DIRECTIONS FOR THIS TASK: Copy out only the part of the records that starts with the line containing "- day-number: 16: [942, 552, 968, 579]" and ends with the line containing "- check-x-mark: [400, 357, 431, 387]", swapping "status-label" for "state-label" and keeping everything else the same.

RECORDS FOR THE TASK:
--- START ---
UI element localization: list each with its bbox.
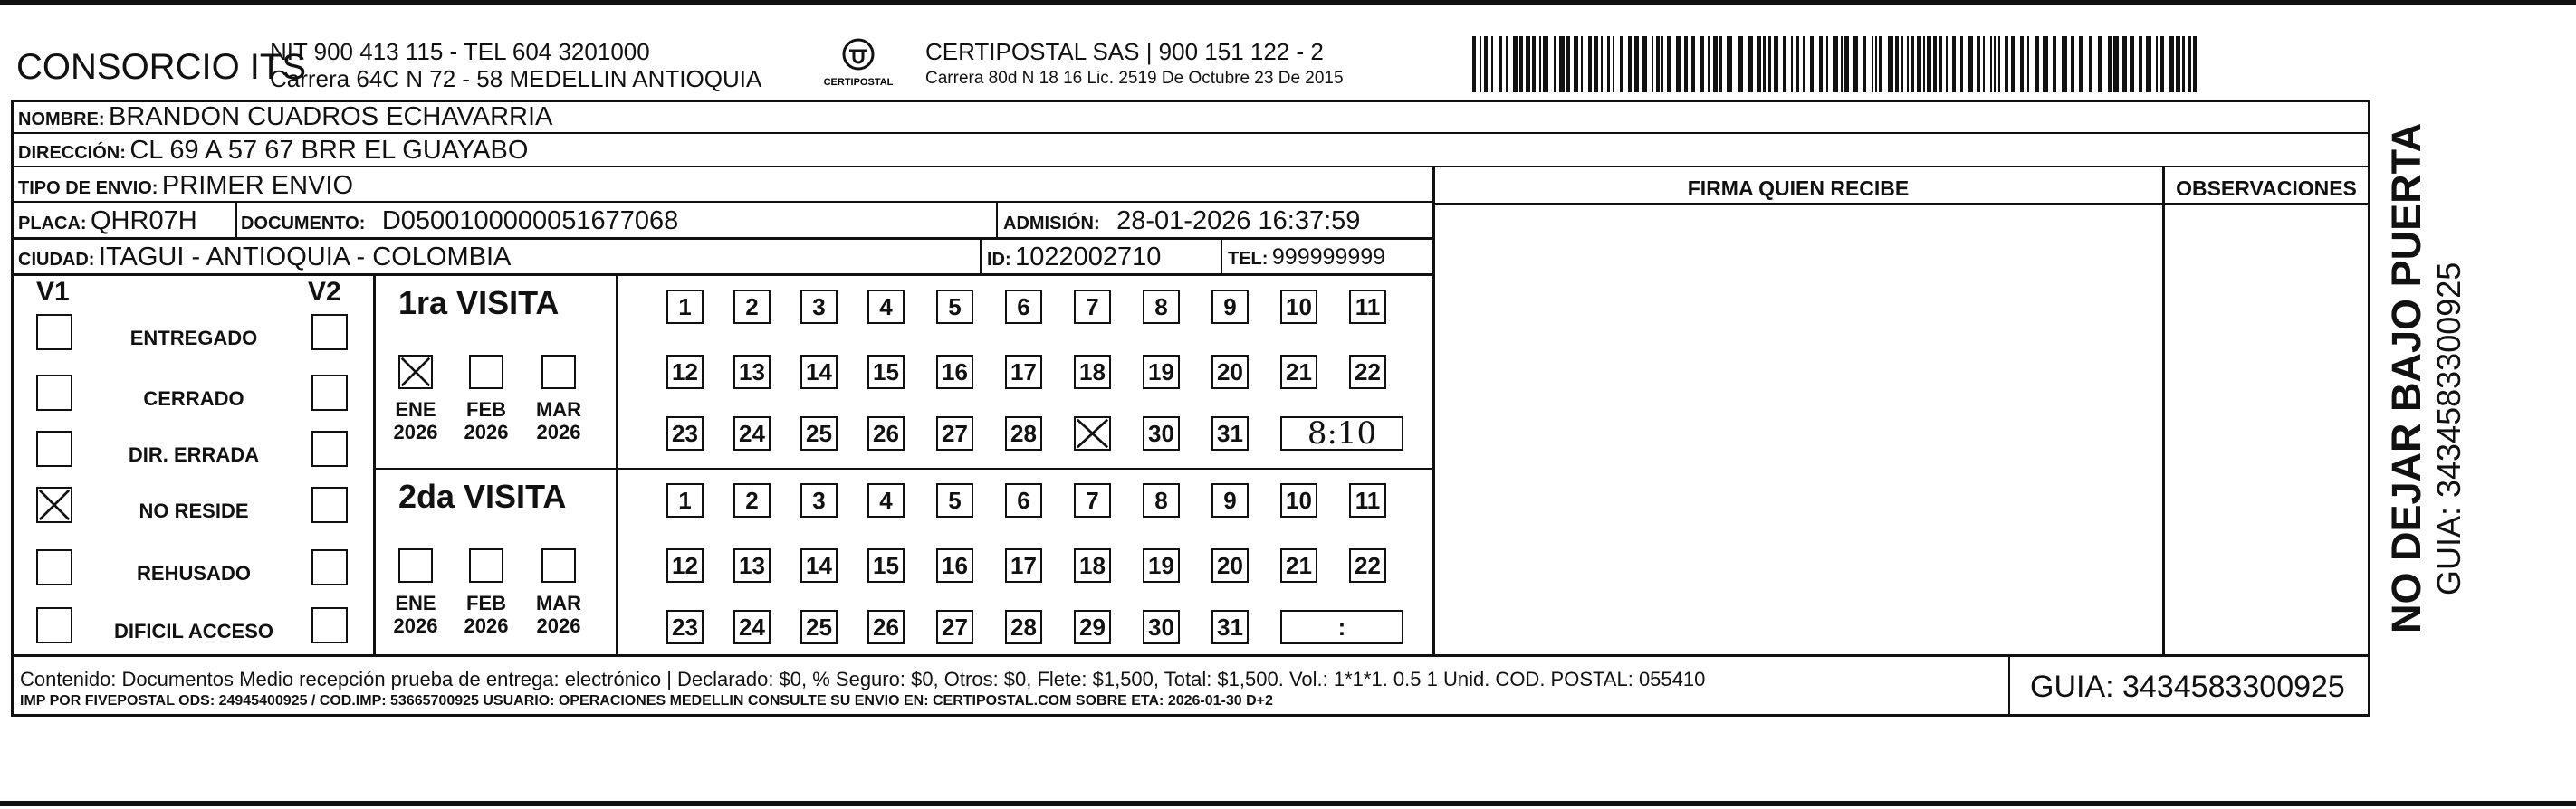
- day-number: 16: [942, 552, 968, 579]
- day-number: 27: [942, 420, 968, 447]
- name-label: NOMBRE:: [18, 109, 105, 129]
- day-box[interactable]: [1143, 290, 1180, 324]
- company-address-line: Carrera 64C N 72 - 58 MEDELLIN ANTIOQUIA: [270, 65, 762, 92]
- status-label: NO RESIDE: [139, 500, 249, 522]
- company-name: CONSORCIO ITS: [16, 47, 307, 87]
- status-v1-checkbox[interactable]: [36, 549, 72, 585]
- day-box[interactable]: [1211, 548, 1249, 583]
- day-number: 13: [739, 358, 765, 385]
- month-name: ENE: [395, 398, 436, 421]
- city-value: ITAGUI - ANTIOQUIA - COLOMBIA: [98, 243, 512, 271]
- status-label: CERRADO: [143, 387, 244, 410]
- day-number: 2: [745, 487, 759, 514]
- observations-header: OBSERVACIONES: [2176, 176, 2357, 200]
- day-box[interactable]: [666, 290, 704, 324]
- day-box[interactable]: [1005, 483, 1042, 518]
- barcode: [1472, 36, 2197, 92]
- check-x-mark: [400, 357, 431, 387]
- day-box[interactable]: [1074, 416, 1111, 451]
- day-box[interactable]: [936, 355, 973, 389]
- month-label: [384, 592, 447, 637]
- column-divider: [235, 203, 237, 239]
- check-x-mark: [38, 489, 71, 521]
- admission-cell: [1003, 206, 1360, 236]
- status-label: DIFICIL ACCESO: [113, 620, 273, 642]
- day-number: 23: [672, 614, 698, 641]
- day-number: 11: [1355, 487, 1381, 514]
- month-year: 2026: [536, 614, 581, 637]
- column-divider: [373, 273, 376, 655]
- day-number: 16: [942, 358, 968, 385]
- day-box[interactable]: [666, 355, 704, 389]
- day-number: 18: [1079, 552, 1106, 579]
- day-box[interactable]: [1074, 290, 1111, 324]
- day-number: 2: [745, 293, 759, 320]
- status-v2-checkbox[interactable]: [311, 607, 348, 643]
- month-label: [527, 398, 590, 443]
- month-checkbox[interactable]: [398, 548, 433, 583]
- month-name: MAR: [535, 398, 582, 421]
- day-number: 6: [1017, 487, 1030, 514]
- day-box[interactable]: [1005, 548, 1042, 583]
- day-number: 8: [1154, 487, 1168, 514]
- month-checkbox[interactable]: [541, 548, 576, 583]
- day-box[interactable]: [1280, 355, 1317, 389]
- day-number: 4: [879, 487, 893, 514]
- day-box[interactable]: [666, 416, 704, 451]
- day-number: 22: [1355, 552, 1381, 579]
- v2-header: V2: [308, 277, 341, 307]
- status-label: ENTREGADO: [129, 327, 258, 349]
- day-box[interactable]: [1349, 355, 1386, 389]
- day-box[interactable]: [936, 290, 973, 324]
- type-label: TIPO DE ENVIO:: [18, 178, 158, 198]
- day-box[interactable]: [666, 548, 704, 583]
- day-number: 24: [739, 420, 765, 447]
- day-number: 25: [806, 420, 832, 447]
- day-number: 15: [873, 552, 899, 579]
- day-number: 15: [873, 358, 899, 385]
- day-number: 14: [806, 552, 832, 579]
- tel-label: TEL:: [1228, 249, 1269, 269]
- day-number: 19: [1148, 552, 1174, 579]
- status-v2-checkbox[interactable]: [311, 549, 348, 585]
- document-cell: [241, 206, 678, 236]
- day-box[interactable]: [1280, 548, 1317, 583]
- day-box[interactable]: [936, 483, 973, 518]
- day-number: 8: [1154, 293, 1168, 320]
- day-box[interactable]: [733, 355, 771, 389]
- month-year: 2026: [464, 614, 509, 637]
- day-number: 23: [672, 420, 698, 447]
- status-v1-checkbox[interactable]: [36, 431, 72, 467]
- month-name: FEB: [466, 398, 506, 421]
- day-box[interactable]: [800, 483, 838, 518]
- status-v2-checkbox[interactable]: [311, 375, 348, 411]
- day-box[interactable]: [733, 290, 771, 324]
- day-number: 4: [879, 293, 893, 320]
- day-number: 25: [806, 614, 832, 641]
- certipostal-logo: [804, 34, 913, 90]
- status-label: DIR. ERRADA: [128, 443, 260, 466]
- row-divider: [1432, 203, 2369, 205]
- month-checkbox[interactable]: [398, 355, 433, 389]
- company-nit: [270, 38, 761, 92]
- status-v2-checkbox[interactable]: [311, 487, 348, 523]
- day-number: 12: [672, 552, 698, 579]
- day-number: 5: [948, 293, 962, 320]
- day-box[interactable]: [1211, 290, 1249, 324]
--- END ---
REPLY TO THE EXERCISE:
- day-number: 16: [942, 552, 968, 579]
- day-number: 27: [942, 420, 968, 447]
- name-label: NOMBRE:: [18, 109, 105, 129]
- day-box[interactable]: [1143, 290, 1180, 324]
- company-address-line: Carrera 64C N 72 - 58 MEDELLIN ANTIOQUIA: [270, 65, 762, 92]
- state-label: NO RESIDE: [139, 500, 249, 522]
- company-name: CONSORCIO ITS: [16, 47, 307, 87]
- status-v1-checkbox[interactable]: [36, 549, 72, 585]
- day-box[interactable]: [1211, 548, 1249, 583]
- day-number: 13: [739, 358, 765, 385]
- month-name: ENE: [395, 398, 436, 421]
- city-value: ITAGUI - ANTIOQUIA - COLOMBIA: [98, 243, 512, 271]
- state-label: CERRADO: [143, 387, 244, 410]
- day-number: 2: [745, 487, 759, 514]
- observations-header: OBSERVACIONES: [2176, 176, 2357, 200]
- day-box[interactable]: [666, 290, 704, 324]
- day-box[interactable]: [1005, 483, 1042, 518]
- barcode: [1472, 36, 2197, 92]
- check-x-mark: [400, 357, 431, 387]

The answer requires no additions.